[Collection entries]
------

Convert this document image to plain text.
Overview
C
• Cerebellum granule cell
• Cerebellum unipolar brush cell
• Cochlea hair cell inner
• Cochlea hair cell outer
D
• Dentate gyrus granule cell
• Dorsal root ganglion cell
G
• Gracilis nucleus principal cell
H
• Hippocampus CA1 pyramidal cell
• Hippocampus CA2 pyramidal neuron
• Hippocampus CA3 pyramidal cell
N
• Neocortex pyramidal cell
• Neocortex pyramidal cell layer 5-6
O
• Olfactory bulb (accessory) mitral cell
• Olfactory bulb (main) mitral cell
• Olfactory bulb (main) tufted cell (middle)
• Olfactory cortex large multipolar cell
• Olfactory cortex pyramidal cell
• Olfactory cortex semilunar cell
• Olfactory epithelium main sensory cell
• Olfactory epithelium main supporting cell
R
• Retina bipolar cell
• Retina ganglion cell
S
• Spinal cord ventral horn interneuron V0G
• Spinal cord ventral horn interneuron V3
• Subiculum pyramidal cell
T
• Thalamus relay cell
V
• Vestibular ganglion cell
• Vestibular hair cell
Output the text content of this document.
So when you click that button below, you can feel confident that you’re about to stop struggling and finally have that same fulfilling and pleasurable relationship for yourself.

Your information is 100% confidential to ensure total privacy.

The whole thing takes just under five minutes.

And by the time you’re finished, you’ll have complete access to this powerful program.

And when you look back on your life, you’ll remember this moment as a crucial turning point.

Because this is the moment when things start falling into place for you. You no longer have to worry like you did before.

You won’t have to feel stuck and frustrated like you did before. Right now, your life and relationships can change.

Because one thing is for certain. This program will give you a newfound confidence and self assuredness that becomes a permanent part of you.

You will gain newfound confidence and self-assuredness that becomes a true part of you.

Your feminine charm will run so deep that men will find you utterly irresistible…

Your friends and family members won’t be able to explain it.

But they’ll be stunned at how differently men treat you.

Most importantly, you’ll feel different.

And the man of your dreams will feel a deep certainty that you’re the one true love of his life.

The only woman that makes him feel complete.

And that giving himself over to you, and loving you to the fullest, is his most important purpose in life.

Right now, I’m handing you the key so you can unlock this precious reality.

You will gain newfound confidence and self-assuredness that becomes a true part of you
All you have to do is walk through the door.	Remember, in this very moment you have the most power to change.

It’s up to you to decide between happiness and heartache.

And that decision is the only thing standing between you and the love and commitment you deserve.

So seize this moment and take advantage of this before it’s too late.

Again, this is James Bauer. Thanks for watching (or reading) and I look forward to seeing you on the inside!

------

Copy all lines from the material that hold "Neocortex".

## FINISHED EXERCISE
• Neocortex pyramidal cell
• Neocortex pyramidal cell layer 5-6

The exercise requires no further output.